§ **Written exercise**: What lines of the data include the string "made"? Copy them all.

Entries taken from a collection
* * * *
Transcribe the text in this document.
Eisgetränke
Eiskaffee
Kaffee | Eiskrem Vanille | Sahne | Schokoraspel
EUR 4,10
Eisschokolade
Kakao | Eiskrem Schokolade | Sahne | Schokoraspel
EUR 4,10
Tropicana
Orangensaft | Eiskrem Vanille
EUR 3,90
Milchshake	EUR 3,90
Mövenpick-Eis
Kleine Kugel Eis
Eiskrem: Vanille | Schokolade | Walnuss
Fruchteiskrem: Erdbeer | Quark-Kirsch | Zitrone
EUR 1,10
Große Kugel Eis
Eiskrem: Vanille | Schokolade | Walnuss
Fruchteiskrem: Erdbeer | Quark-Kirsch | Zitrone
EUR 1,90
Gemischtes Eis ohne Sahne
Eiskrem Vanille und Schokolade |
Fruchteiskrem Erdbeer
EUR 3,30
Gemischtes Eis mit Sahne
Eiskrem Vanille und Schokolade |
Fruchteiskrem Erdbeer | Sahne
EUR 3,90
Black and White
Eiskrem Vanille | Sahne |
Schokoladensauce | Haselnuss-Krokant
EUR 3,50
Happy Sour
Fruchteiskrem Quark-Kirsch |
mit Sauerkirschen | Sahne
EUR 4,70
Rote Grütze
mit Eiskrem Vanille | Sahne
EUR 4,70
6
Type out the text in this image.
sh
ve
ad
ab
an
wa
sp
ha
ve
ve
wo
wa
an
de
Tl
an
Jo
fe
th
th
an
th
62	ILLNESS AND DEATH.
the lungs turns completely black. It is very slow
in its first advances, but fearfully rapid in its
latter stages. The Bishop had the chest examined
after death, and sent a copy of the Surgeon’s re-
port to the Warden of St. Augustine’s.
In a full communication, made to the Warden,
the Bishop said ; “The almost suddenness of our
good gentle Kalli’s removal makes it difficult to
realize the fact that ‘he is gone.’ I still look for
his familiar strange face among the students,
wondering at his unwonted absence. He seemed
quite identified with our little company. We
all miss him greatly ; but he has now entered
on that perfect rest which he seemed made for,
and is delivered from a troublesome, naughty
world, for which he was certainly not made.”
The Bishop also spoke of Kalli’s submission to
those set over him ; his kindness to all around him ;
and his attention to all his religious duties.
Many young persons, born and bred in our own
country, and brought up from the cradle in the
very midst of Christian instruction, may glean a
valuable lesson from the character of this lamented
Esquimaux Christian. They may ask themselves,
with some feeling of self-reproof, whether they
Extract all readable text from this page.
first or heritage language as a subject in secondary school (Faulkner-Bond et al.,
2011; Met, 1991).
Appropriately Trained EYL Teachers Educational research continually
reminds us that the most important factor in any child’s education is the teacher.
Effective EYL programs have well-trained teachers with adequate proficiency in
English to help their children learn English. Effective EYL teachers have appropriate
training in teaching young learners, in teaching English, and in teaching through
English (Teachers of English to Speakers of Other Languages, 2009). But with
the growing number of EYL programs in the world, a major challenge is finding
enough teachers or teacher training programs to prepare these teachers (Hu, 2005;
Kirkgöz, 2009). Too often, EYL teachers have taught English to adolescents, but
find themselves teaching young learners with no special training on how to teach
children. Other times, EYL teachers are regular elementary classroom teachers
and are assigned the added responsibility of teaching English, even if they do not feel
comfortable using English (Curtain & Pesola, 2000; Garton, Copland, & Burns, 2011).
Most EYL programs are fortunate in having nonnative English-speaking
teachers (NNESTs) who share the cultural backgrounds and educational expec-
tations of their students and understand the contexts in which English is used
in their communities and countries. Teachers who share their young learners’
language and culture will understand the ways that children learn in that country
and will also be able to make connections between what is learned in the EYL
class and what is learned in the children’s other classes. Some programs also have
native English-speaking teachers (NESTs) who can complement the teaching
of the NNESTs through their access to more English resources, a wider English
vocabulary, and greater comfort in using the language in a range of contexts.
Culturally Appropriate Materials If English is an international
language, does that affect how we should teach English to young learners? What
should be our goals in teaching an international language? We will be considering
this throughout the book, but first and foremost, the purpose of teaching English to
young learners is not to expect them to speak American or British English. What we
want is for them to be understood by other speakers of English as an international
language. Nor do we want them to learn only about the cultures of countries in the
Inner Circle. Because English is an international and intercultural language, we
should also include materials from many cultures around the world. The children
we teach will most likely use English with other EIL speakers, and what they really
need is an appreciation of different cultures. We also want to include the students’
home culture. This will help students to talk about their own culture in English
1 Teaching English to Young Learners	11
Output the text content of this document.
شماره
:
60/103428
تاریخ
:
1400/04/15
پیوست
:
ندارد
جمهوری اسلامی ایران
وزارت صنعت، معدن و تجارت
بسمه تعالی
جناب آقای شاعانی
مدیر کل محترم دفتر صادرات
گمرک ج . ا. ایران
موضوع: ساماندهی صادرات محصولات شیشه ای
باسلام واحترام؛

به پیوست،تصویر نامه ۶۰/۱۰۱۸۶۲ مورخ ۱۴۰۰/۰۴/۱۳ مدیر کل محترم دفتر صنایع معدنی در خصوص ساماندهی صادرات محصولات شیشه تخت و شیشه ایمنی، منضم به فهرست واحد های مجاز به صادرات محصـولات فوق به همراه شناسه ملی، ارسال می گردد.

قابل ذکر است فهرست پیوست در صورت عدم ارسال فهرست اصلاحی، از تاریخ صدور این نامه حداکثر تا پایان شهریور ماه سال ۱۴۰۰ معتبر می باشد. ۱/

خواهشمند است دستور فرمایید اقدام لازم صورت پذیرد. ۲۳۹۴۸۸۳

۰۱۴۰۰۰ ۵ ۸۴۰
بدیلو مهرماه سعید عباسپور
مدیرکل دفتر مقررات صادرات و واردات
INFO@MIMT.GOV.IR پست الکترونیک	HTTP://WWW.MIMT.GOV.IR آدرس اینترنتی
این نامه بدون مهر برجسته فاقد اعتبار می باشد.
* * * *
§ **Solution to this problem**:
In a full communication, made to the Warden,
on that perfect rest which he seemed made for,
world, for which he was certainly not made.”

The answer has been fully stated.